*Work required:* What is needed is a verbatim copy of all the records.

[Web page and app entries]
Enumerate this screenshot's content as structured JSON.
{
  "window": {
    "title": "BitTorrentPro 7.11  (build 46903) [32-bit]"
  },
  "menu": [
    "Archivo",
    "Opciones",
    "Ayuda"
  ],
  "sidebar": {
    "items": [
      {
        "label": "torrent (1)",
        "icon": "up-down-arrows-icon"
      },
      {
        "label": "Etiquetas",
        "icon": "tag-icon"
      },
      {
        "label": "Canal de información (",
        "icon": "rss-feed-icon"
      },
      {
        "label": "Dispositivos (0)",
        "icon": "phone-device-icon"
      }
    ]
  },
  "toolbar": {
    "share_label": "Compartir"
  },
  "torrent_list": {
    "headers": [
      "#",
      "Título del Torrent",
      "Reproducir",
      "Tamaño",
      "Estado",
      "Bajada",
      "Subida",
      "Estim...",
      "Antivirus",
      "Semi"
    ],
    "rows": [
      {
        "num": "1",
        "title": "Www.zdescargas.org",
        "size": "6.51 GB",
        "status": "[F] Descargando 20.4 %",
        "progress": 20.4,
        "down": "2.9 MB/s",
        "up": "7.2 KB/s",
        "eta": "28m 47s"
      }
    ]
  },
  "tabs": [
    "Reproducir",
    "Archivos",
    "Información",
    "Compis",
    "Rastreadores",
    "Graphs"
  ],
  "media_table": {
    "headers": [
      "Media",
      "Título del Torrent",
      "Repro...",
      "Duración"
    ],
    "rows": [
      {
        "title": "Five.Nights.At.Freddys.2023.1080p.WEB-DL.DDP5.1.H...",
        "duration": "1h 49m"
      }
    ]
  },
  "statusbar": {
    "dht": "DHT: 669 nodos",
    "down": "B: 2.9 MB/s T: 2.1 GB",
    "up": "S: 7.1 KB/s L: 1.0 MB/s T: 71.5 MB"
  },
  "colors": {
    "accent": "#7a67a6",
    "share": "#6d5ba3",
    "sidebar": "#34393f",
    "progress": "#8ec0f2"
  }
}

*Solution to this problem:*
Enumerate this screenshot's content as structured JSON.
{
  "window": {
    "title": "BitTorrentPro 7.11  (build 46903) [32-bit]"
  },
  "menu": [
    "Archivo",
    "Opciones",
    "Ayuda"
  ],
  "sidebar": {
    "items": [
      {
        "label": "torrent (1)",
        "icon": "up-down-arrows-icon"
      },
      {
        "label": "Etiquetas",
        "icon": "tag-icon"
      },
      {
        "label": "Canal de información (",
        "icon": "rss-feed-icon"
      },
      {
        "label": "Dispositivos (0)",
        "icon": "phone-device-icon"
      }
    ]
  },
  "toolbar": {
    "share_label": "Compartir"
  },
  "torrent_list": {
    "headers": [
      "#",
      "Título del Torrent",
      "Reproducir",
      "Tamaño",
      "Estado",
      "Bajada",
      "Subida",
      "Estim...",
      "Antivirus",
      "Semi"
    ],
    "rows": [
      {
        "num": "1",
        "title": "Www.zdescargas.org",
        "size": "6.51 GB",
        "status": "[F] Descargando 20.4 %",
        "progress": 20.4,
        "down": "2.9 MB/s",
        "up": "7.2 KB/s",
        "eta": "28m 47s"
      }
    ]
  },
  "tabs": [
    "Reproducir",
    "Archivos",
    "Información",
    "Compis",
    "Rastreadores",
    "Graphs"
  ],
  "media_table": {
    "headers": [
      "Media",
      "Título del Torrent",
      "Repro...",
      "Duración"
    ],
    "rows": [
      {
        "title": "Five.Nights.At.Freddys.2023.1080p.WEB-DL.DDP5.1.H...",
        "duration": "1h 49m"
      }
    ]
  },
  "statusbar": {
    "dht": "DHT: 669 nodos",
    "down": "B: 2.9 MB/s T: 2.1 GB",
    "up": "S: 7.1 KB/s L: 1.0 MB/s T: 71.5 MB"
  },
  "colors": {
    "accent": "#7a67a6",
    "share": "#6d5ba3",
    "sidebar": "#34393f",
    "progress": "#8ec0f2"
  }
}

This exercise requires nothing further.